====== RECORDED INFORMATION ======

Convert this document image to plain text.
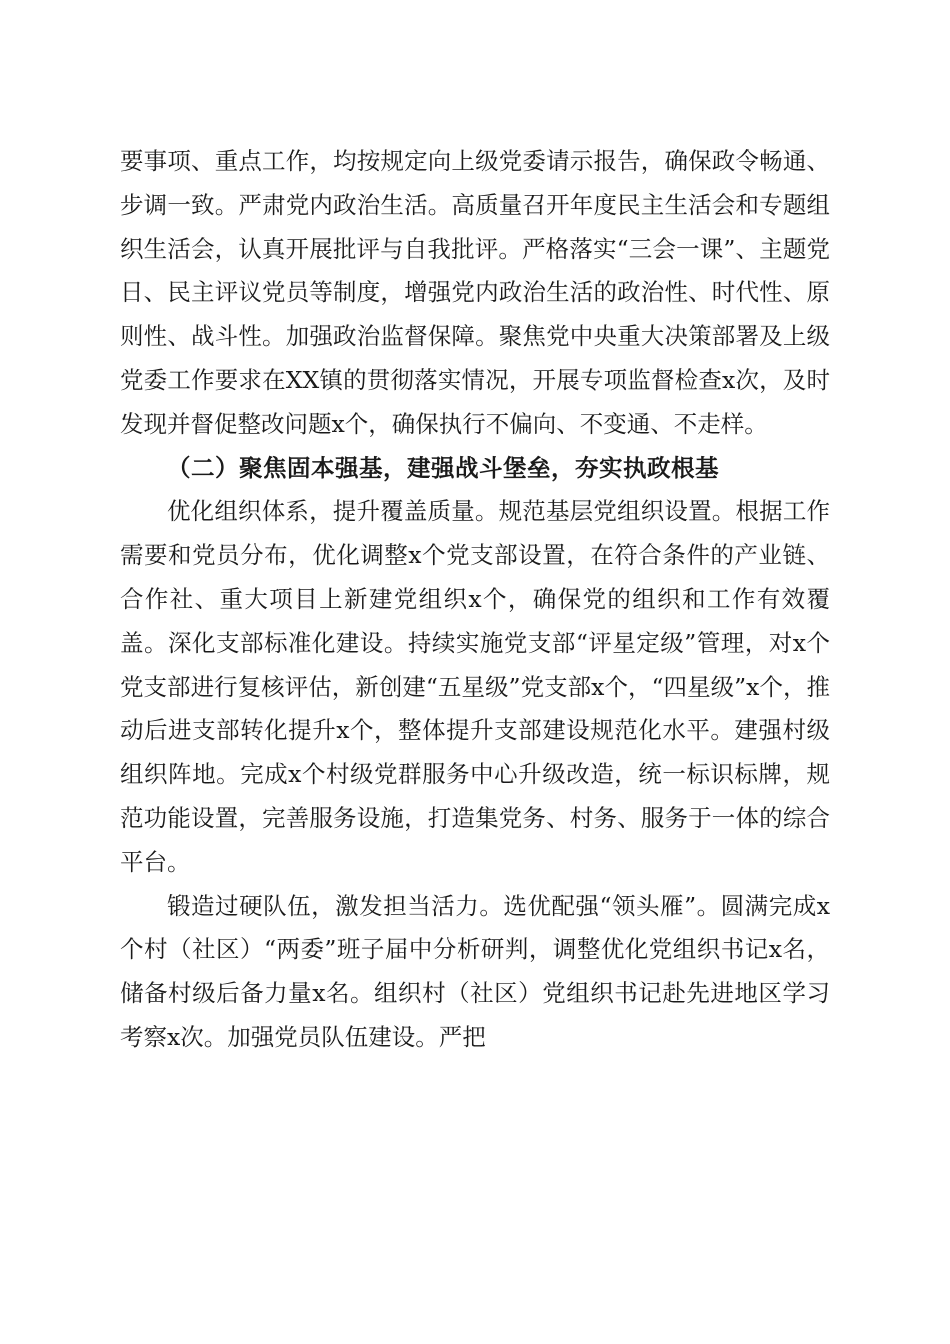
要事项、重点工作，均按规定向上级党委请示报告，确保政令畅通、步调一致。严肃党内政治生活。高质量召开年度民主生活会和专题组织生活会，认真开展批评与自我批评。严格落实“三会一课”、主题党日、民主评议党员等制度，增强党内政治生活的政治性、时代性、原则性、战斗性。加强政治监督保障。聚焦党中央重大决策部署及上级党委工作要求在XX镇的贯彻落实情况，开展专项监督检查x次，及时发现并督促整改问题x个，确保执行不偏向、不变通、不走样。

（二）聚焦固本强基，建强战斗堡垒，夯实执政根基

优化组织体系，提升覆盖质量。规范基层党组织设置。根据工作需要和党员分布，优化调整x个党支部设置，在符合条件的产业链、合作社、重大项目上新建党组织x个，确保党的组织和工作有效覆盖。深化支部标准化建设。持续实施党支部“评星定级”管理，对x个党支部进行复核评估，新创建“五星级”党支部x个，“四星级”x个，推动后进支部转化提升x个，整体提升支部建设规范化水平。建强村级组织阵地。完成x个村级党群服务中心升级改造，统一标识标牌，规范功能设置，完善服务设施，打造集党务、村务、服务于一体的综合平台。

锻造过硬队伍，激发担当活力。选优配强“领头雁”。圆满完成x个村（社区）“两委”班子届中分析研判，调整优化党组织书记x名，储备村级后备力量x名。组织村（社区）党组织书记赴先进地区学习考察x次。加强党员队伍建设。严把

======

# [DIRECTIONS FOR THIS TASK]
All the material shown above is to be copied exactly, with no pictures carried over.

# [EXERCISE ANSWER]
Convert this document image to plain text.
要事项、重点工作，均按规定向上级党委请示报告，确保政令畅通、步调一致。严肃党内政治生活。高质量召开年度民主生活会和专题组织生活会，认真开展批评与自我批评。严格落实“三会一课”、主题党日、民主评议党员等制度，增强党内政治生活的政治性、时代性、原则性、战斗性。加强政治监督保障。聚焦党中央重大决策部署及上级党委工作要求在XX镇的贯彻落实情况，开展专项监督检查x次，及时发现并督促整改问题x个，确保执行不偏向、不变通、不走样。

（二）聚焦固本强基，建强战斗堡垒，夯实执政根基

优化组织体系，提升覆盖质量。规范基层党组织设置。根据工作需要和党员分布，优化调整x个党支部设置，在符合条件的产业链、合作社、重大项目上新建党组织x个，确保党的组织和工作有效覆盖。深化支部标准化建设。持续实施党支部“评星定级”管理，对x个党支部进行复核评估，新创建“五星级”党支部x个，“四星级”x个，推动后进支部转化提升x个，整体提升支部建设规范化水平。建强村级组织阵地。完成x个村级党群服务中心升级改造，统一标识标牌，规范功能设置，完善服务设施，打造集党务、村务、服务于一体的综合平台。

锻造过硬队伍，激发担当活力。选优配强“领头雁”。圆满完成x个村（社区）“两委”班子届中分析研判，调整优化党组织书记x名，储备村级后备力量x名。组织村（社区）党组织书记赴先进地区学习考察x次。加强党员队伍建设。严把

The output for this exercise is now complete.